_Figure contents as structured data_
++++++++

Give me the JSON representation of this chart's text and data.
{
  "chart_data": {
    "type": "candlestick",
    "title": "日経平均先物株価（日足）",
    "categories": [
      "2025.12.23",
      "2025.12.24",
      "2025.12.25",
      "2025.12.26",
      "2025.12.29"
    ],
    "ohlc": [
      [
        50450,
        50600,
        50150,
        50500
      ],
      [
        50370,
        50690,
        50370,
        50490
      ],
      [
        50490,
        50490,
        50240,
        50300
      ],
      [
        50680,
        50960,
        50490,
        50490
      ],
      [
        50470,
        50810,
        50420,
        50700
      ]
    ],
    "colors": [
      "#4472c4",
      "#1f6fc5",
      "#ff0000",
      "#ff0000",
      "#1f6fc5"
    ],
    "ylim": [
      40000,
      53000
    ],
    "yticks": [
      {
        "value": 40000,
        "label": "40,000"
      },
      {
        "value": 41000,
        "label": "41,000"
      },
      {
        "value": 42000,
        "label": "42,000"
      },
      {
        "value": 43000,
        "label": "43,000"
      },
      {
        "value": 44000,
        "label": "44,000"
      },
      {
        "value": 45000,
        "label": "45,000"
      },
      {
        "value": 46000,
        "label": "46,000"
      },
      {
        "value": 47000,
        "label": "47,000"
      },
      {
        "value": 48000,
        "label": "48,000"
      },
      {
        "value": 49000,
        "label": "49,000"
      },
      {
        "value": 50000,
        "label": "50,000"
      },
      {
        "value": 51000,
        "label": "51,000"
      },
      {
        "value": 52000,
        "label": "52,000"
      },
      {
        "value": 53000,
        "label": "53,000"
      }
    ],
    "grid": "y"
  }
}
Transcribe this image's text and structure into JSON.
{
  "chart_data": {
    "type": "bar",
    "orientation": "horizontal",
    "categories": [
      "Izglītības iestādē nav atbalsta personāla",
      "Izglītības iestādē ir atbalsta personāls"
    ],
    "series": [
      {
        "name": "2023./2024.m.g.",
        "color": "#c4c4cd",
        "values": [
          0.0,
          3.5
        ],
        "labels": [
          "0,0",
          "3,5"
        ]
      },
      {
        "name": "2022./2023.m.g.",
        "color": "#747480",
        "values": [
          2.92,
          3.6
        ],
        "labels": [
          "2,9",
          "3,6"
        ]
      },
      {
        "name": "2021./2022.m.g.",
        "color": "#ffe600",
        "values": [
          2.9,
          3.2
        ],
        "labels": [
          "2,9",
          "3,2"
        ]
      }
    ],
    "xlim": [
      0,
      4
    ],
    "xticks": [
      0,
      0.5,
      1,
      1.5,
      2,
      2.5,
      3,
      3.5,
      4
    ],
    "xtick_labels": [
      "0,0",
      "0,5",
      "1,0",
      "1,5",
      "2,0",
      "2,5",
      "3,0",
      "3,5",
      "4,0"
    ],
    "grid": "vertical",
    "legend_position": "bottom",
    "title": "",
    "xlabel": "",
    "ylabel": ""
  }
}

++++++++

_Problem statement_
Write out every record verbatim.

_Output of the task_
Give me the JSON representation of this chart's text and data.
{
  "chart_data": {
    "type": "candlestick",
    "title": "日経平均先物株価（日足）",
    "categories": [
      "2025.12.23",
      "2025.12.24",
      "2025.12.25",
      "2025.12.26",
      "2025.12.29"
    ],
    "ohlc": [
      [
        50450,
        50600,
        50150,
        50500
      ],
      [
        50370,
        50690,
        50370,
        50490
      ],
      [
        50490,
        50490,
        50240,
        50300
      ],
      [
        50680,
        50960,
        50490,
        50490
      ],
      [
        50470,
        50810,
        50420,
        50700
      ]
    ],
    "colors": [
      "#4472c4",
      "#1f6fc5",
      "#ff0000",
      "#ff0000",
      "#1f6fc5"
    ],
    "ylim": [
      40000,
      53000
    ],
    "yticks": [
      {
        "value": 40000,
        "label": "40,000"
      },
      {
        "value": 41000,
        "label": "41,000"
      },
      {
        "value": 42000,
        "label": "42,000"
      },
      {
        "value": 43000,
        "label": "43,000"
      },
      {
        "value": 44000,
        "label": "44,000"
      },
      {
        "value": 45000,
        "label": "45,000"
      },
      {
        "value": 46000,
        "label": "46,000"
      },
      {
        "value": 47000,
        "label": "47,000"
      },
      {
        "value": 48000,
        "label": "48,000"
      },
      {
        "value": 49000,
        "label": "49,000"
      },
      {
        "value": 50000,
        "label": "50,000"
      },
      {
        "value": 51000,
        "label": "51,000"
      },
      {
        "value": 52000,
        "label": "52,000"
      },
      {
        "value": 53000,
        "label": "53,000"
      }
    ],
    "grid": "y"
  }
}
Transcribe this image's text and structure into JSON.
{
  "chart_data": {
    "type": "bar",
    "orientation": "horizontal",
    "categories": [
      "Izglītības iestādē nav atbalsta personāla",
      "Izglītības iestādē ir atbalsta personāls"
    ],
    "series": [
      {
        "name": "2023./2024.m.g.",
        "color": "#c4c4cd",
        "values": [
          0.0,
          3.5
        ],
        "labels": [
          "0,0",
          "3,5"
        ]
      },
      {
        "name": "2022./2023.m.g.",
        "color": "#747480",
        "values": [
          2.92,
          3.6
        ],
        "labels": [
          "2,9",
          "3,6"
        ]
      },
      {
        "name": "2021./2022.m.g.",
        "color": "#ffe600",
        "values": [
          2.9,
          3.2
        ],
        "labels": [
          "2,9",
          "3,2"
        ]
      }
    ],
    "xlim": [
      0,
      4
    ],
    "xticks": [
      0,
      0.5,
      1,
      1.5,
      2,
      2.5,
      3,
      3.5,
      4
    ],
    "xtick_labels": [
      "0,0",
      "0,5",
      "1,0",
      "1,5",
      "2,0",
      "2,5",
      "3,0",
      "3,5",
      "4,0"
    ],
    "grid": "vertical",
    "legend_position": "bottom",
    "title": "",
    "xlabel": "",
    "ylabel": ""
  }
}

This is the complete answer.